> **Directive**
Every entry must be duplicated precisely as written.

> **Recorded data**
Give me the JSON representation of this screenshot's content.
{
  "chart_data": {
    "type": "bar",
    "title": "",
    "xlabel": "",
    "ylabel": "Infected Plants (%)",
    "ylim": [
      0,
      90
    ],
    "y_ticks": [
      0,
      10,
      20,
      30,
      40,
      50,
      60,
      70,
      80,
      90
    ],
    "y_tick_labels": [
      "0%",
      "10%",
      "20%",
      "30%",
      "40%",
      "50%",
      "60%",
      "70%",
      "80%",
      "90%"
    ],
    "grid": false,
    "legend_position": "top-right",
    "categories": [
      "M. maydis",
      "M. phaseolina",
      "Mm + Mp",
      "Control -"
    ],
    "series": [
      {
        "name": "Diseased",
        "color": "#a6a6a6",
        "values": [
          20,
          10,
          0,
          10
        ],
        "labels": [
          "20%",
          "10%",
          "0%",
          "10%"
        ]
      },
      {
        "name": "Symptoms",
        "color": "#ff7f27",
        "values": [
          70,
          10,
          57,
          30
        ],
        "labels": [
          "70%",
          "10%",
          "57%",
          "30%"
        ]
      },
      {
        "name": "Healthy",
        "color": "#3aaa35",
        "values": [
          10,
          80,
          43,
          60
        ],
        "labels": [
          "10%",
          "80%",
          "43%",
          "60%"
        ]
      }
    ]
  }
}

> **The completed task**
Give me the JSON representation of this screenshot's content.
{
  "chart_data": {
    "type": "bar",
    "title": "",
    "xlabel": "",
    "ylabel": "Infected Plants (%)",
    "ylim": [
      0,
      90
    ],
    "y_ticks": [
      0,
      10,
      20,
      30,
      40,
      50,
      60,
      70,
      80,
      90
    ],
    "y_tick_labels": [
      "0%",
      "10%",
      "20%",
      "30%",
      "40%",
      "50%",
      "60%",
      "70%",
      "80%",
      "90%"
    ],
    "grid": false,
    "legend_position": "top-right",
    "categories": [
      "M. maydis",
      "M. phaseolina",
      "Mm + Mp",
      "Control -"
    ],
    "series": [
      {
        "name": "Diseased",
        "color": "#a6a6a6",
        "values": [
          20,
          10,
          0,
          10
        ],
        "labels": [
          "20%",
          "10%",
          "0%",
          "10%"
        ]
      },
      {
        "name": "Symptoms",
        "color": "#ff7f27",
        "values": [
          70,
          10,
          57,
          30
        ],
        "labels": [
          "70%",
          "10%",
          "57%",
          "30%"
        ]
      },
      {
        "name": "Healthy",
        "color": "#3aaa35",
        "values": [
          10,
          80,
          43,
          60
        ],
        "labels": [
          "10%",
          "80%",
          "43%",
          "60%"
        ]
      }
    ]
  }
}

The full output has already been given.